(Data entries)

○ ○ ○ ○ ○ ○ ○

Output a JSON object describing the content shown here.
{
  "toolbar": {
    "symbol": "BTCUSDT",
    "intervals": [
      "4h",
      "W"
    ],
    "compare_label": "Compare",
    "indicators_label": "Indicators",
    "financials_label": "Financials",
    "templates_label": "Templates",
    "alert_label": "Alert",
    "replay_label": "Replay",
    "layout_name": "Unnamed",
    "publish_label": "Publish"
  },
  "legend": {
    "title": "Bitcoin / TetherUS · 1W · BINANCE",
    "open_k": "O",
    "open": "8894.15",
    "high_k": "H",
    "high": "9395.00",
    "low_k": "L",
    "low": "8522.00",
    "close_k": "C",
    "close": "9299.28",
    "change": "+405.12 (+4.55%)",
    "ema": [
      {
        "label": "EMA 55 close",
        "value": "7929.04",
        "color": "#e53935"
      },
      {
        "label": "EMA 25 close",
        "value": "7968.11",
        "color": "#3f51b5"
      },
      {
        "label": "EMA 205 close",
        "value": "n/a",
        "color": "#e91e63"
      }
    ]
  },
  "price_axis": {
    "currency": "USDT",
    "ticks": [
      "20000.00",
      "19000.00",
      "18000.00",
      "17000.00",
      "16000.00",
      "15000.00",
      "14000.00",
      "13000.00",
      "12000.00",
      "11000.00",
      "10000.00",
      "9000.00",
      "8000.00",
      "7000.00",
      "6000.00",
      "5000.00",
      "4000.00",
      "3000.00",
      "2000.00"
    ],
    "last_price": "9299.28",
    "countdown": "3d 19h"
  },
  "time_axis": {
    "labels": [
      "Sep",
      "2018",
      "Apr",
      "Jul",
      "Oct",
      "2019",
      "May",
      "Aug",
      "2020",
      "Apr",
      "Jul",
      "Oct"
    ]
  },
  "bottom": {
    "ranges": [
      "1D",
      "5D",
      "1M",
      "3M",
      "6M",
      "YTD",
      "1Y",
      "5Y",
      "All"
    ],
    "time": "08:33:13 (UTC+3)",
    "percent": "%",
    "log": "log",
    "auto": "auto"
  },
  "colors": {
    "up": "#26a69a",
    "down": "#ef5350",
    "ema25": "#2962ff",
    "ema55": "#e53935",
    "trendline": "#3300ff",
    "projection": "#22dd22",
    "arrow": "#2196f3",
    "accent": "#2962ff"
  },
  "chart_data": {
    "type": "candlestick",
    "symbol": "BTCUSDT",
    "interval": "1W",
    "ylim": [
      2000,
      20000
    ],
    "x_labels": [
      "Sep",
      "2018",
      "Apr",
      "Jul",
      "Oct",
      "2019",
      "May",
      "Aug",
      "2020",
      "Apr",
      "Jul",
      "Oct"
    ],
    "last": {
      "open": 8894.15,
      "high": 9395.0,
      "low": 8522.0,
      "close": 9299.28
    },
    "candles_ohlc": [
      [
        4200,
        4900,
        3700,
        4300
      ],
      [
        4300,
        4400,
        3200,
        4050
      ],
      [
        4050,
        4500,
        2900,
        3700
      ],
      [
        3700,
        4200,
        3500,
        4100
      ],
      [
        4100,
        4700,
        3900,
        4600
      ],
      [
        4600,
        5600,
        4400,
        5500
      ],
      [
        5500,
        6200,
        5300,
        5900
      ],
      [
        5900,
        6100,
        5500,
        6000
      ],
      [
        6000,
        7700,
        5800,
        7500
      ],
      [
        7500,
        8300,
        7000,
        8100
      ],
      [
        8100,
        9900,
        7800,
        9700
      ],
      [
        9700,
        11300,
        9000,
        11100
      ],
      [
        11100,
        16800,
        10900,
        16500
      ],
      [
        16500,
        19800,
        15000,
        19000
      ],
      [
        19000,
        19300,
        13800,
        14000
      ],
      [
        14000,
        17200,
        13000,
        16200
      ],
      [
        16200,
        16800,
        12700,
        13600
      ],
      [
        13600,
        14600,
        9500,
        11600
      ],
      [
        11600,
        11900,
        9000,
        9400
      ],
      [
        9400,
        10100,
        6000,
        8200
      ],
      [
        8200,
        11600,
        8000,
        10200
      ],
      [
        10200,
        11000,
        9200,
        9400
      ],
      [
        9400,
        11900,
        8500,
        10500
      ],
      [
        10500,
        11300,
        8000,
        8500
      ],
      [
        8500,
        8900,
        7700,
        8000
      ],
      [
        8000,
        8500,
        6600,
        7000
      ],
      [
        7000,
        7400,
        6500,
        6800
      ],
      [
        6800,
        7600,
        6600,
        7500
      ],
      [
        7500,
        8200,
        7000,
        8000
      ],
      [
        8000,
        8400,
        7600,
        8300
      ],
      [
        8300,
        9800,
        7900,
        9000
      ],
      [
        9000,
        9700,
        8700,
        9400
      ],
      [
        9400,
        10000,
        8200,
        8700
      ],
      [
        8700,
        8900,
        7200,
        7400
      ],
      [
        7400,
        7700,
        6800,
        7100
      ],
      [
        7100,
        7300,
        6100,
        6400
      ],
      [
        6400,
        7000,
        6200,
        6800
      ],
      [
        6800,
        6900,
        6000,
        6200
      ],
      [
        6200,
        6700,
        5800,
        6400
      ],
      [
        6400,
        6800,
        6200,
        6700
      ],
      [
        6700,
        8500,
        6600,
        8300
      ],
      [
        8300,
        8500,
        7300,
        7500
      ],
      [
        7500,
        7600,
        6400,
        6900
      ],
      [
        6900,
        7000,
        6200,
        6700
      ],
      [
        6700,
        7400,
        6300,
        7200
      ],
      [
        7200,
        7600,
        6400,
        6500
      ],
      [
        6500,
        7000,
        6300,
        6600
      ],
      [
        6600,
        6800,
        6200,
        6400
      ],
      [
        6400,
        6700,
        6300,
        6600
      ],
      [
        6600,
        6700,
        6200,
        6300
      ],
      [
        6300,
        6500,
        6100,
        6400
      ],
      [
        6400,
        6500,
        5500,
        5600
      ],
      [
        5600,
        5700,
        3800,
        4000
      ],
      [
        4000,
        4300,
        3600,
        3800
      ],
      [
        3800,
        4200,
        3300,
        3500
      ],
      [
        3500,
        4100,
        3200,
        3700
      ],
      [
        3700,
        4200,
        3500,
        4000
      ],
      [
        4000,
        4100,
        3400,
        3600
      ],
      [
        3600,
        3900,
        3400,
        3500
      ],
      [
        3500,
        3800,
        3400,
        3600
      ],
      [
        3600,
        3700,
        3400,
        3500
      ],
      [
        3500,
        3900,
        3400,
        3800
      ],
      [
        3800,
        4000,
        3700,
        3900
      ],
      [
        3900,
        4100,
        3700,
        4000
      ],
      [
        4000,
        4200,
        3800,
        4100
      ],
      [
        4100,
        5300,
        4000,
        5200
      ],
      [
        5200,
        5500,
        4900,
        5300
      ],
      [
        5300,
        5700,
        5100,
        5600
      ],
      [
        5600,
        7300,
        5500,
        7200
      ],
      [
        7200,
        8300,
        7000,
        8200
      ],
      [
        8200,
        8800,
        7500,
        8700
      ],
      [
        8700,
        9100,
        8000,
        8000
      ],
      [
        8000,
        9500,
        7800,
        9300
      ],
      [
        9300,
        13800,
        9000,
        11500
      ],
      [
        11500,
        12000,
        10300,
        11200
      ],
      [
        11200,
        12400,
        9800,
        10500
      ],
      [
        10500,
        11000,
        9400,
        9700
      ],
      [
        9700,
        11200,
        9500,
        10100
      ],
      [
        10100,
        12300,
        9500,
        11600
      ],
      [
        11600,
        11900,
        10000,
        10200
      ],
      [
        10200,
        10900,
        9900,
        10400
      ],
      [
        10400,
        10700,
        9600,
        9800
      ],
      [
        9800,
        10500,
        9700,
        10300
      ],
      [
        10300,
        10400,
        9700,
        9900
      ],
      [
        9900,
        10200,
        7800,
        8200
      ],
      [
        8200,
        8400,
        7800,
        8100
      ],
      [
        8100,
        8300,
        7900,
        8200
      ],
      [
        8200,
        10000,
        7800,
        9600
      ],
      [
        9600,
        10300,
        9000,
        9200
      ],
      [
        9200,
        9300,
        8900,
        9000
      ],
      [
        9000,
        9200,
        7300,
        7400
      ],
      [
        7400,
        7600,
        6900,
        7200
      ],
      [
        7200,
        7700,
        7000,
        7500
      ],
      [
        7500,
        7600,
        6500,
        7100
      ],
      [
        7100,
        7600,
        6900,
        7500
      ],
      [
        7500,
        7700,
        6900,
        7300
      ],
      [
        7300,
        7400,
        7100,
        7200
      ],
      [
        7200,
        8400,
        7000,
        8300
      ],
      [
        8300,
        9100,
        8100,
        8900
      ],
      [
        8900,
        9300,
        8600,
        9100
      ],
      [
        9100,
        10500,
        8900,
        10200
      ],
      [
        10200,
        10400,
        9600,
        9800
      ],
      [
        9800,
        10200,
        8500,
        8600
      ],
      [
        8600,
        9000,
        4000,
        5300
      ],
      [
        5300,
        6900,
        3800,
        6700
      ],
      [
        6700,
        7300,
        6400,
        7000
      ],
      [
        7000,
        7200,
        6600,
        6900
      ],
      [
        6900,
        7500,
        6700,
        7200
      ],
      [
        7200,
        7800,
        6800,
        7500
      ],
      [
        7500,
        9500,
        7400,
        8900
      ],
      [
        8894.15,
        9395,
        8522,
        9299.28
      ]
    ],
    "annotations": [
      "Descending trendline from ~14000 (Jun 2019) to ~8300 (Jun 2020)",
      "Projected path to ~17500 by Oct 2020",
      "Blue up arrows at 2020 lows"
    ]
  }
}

○ ○ ○ ○ ○ ○ ○

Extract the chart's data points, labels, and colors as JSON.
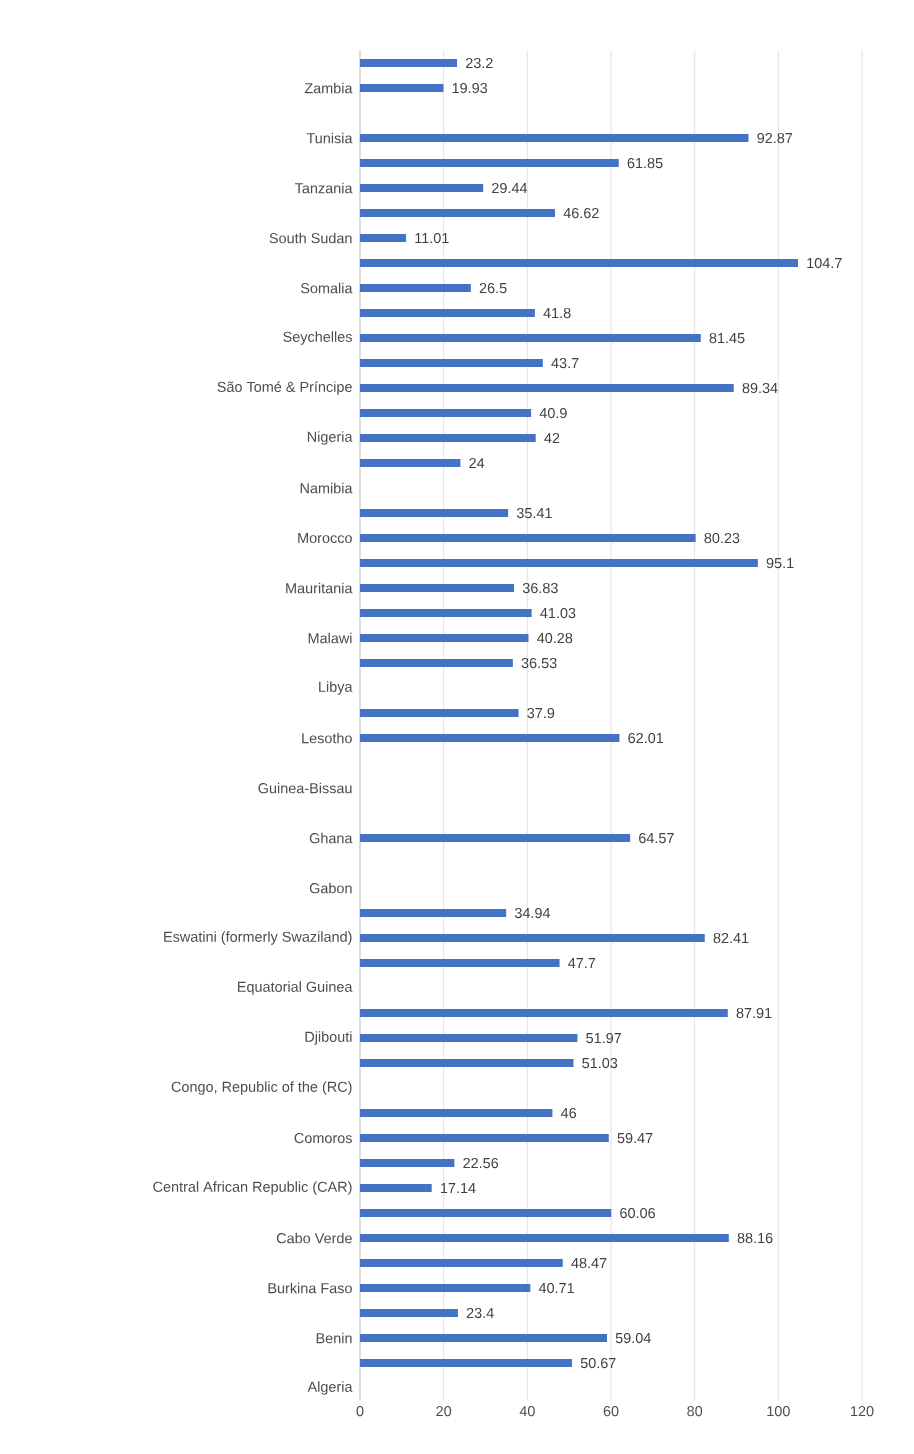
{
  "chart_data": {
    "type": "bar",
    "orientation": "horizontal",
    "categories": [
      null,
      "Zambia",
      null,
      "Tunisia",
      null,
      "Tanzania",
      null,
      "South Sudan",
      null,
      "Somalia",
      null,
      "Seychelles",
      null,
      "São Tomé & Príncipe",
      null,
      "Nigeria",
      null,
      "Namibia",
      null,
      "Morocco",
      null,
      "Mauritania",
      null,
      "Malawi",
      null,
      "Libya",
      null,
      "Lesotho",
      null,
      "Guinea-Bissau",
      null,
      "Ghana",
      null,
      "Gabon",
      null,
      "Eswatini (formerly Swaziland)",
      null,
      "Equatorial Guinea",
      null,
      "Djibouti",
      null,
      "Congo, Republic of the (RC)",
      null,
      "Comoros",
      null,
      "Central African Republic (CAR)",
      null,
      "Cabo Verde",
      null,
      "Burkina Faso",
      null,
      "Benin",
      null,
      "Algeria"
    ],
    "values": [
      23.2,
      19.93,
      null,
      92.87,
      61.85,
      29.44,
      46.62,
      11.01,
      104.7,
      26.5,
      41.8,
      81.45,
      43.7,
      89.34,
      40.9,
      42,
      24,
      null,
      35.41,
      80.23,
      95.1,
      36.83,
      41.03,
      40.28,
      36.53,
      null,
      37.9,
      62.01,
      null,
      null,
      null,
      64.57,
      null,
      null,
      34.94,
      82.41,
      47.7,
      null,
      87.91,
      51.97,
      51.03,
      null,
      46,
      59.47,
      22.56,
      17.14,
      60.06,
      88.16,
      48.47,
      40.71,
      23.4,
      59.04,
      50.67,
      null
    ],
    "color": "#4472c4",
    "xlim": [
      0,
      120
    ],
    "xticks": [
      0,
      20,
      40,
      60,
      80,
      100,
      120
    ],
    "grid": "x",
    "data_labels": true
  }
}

○ ○ ○ ○ ○ ○ ○

- _Aim_
Work through the records above line by line and count those that hold the string "trendline". Give only the result.

- _Task result_
2